### Page extract
※ ※ ※

The British taste for Japan extends far beyond architecture alone. Momoko Mizutani set up the Momosan Shop in Hackney with the goal of providing authentic Japanese crafts, bemoaning the rise of faux-Japanese products.

“People seem to have got bored with batch-produced, clean looking design pieces that you can find in many shops,” she explains. “[They’d]rather look for one-off, hand made pieces.” She was surprised, however, that many of her customers were fashionable younger people.

“I realised the new demand and interest in crafts from the younger generation,” she says. Mizutani, who is curating the new Tate Edit shop, searches out authentic craftsmanship. “I wanted to have a place where you can find special pieces, also a place where you can find traditional skills of craftsmen and women.”

Kokedama, or ‘moss balls’ are the latest urban gardening trend to bloom in London. The root of a bonsai plant is removed and surrounded in mud before being wrapped in moss and wound on string. The effect is one of simplicity, of naturalism devoid of pretence (shizen). It adheres to the Zen principles most usually found in a Japanese garden; unobtrusive beauty (shibui), tranquillity (seijaku) and freedom from convention (datsuzoku).

Ham & High: Tiny Pots by Yuta Segawa, £36.00, Momosan ShopTiny Pots by Yuta Segawa, £36.00, Momosan Shop (Image: Archant)

※ ※ ※

(Dataset entries)

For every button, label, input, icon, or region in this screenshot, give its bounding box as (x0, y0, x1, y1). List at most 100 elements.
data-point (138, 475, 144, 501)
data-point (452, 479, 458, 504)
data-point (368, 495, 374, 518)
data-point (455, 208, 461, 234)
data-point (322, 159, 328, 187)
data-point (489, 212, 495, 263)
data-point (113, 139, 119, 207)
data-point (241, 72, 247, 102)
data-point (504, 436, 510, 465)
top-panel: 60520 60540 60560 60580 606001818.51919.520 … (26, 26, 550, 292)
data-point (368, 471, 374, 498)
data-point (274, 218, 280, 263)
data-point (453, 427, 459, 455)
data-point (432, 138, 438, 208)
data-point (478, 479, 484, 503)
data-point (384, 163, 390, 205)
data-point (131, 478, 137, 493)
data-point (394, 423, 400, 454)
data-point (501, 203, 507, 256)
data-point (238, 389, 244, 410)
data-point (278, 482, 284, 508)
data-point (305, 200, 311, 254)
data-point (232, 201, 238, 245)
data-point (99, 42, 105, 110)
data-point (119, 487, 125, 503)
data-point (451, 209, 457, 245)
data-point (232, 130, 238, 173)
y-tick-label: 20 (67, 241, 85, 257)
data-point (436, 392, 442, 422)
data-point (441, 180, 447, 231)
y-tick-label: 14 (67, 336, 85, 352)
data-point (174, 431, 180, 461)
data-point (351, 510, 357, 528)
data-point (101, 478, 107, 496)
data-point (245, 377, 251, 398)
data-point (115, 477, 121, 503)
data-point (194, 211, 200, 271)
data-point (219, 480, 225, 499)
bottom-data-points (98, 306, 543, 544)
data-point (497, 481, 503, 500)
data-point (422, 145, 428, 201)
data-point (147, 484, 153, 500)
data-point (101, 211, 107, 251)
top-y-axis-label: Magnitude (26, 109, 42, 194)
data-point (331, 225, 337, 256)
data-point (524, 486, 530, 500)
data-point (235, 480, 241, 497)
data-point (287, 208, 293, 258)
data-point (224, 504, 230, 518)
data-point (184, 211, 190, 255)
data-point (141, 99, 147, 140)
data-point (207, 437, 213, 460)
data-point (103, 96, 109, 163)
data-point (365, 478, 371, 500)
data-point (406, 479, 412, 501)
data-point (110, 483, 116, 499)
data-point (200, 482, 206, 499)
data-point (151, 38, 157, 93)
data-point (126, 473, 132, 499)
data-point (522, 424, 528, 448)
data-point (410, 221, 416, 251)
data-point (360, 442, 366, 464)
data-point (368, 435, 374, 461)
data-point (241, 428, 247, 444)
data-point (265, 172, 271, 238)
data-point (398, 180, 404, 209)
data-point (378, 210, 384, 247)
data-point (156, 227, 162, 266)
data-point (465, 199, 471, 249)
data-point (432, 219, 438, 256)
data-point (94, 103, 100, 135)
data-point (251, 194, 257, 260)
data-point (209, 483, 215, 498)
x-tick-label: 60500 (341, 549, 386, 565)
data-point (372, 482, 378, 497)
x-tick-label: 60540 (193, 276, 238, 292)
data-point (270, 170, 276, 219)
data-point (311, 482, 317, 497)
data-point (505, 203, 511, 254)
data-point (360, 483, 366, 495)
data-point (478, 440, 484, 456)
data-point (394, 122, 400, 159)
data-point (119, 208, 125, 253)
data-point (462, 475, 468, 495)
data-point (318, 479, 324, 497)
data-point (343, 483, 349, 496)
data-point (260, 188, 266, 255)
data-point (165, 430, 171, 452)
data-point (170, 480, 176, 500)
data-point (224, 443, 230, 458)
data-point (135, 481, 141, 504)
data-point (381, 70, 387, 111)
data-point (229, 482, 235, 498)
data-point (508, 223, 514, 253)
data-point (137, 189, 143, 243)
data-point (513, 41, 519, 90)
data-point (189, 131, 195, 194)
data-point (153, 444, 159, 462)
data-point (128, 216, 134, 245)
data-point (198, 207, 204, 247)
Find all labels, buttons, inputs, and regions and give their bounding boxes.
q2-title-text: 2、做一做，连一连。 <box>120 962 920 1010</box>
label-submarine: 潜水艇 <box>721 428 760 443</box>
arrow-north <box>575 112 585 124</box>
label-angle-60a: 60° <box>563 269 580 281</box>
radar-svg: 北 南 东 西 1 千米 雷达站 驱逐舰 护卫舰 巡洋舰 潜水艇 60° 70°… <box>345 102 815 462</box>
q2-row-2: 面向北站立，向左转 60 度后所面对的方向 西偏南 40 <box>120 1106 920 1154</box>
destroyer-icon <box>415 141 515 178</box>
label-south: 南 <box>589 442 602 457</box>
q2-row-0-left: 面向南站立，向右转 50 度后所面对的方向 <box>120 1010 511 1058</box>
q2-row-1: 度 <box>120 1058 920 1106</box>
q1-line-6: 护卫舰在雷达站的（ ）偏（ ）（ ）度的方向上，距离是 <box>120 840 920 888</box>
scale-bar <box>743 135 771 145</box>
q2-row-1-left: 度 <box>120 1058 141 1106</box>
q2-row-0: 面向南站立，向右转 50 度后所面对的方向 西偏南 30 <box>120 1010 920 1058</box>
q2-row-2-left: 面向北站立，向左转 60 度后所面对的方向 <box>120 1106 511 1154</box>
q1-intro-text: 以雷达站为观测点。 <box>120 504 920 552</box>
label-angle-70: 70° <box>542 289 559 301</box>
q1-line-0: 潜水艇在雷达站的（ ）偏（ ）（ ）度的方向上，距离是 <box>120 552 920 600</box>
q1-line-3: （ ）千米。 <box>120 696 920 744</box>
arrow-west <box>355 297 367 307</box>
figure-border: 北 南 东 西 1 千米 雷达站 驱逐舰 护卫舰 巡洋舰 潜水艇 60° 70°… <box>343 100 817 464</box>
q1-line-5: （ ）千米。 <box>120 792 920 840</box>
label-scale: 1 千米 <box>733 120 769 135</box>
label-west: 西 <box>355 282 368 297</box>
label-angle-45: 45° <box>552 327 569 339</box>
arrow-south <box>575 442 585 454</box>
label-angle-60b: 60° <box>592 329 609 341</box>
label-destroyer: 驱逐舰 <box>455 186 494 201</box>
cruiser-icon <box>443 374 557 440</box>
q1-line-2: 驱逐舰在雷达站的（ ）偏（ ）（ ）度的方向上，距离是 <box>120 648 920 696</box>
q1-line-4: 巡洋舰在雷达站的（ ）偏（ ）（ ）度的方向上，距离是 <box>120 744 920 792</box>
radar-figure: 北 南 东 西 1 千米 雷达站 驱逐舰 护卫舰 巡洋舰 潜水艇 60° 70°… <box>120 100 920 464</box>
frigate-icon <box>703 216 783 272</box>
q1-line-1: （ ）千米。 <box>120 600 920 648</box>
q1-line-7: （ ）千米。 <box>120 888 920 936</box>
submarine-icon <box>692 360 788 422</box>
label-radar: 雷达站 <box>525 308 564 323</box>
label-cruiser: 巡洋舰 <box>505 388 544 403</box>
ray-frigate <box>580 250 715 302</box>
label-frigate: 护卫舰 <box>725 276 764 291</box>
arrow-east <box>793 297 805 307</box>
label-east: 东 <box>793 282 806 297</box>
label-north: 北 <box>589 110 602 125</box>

※ ※ ※

### Task instructions
a - Quote the article on Japanese crafts from "The British taste" up to and including "fashionable younger people.".
b - In the article on Japanese crafts, what does the word kokedama mean?
Use only the article on Japanese crafts, not the entries.

### Task-by-task answers
a -
The British taste for Japan extends far beyond architecture alone. Momoko Mizutani set up the Momosan Shop in Hackney with the goal of providing authentic Japanese crafts, bemoaning the rise of faux-Japanese products.

“People seem to have got bored with batch-produced, clean looking design pieces that you can find in many shops,” she explains. “[They’d]rather look for one-off, hand made pieces.” She was surprised, however, that many of her customers were fashionable younger people.

b - Moss balls.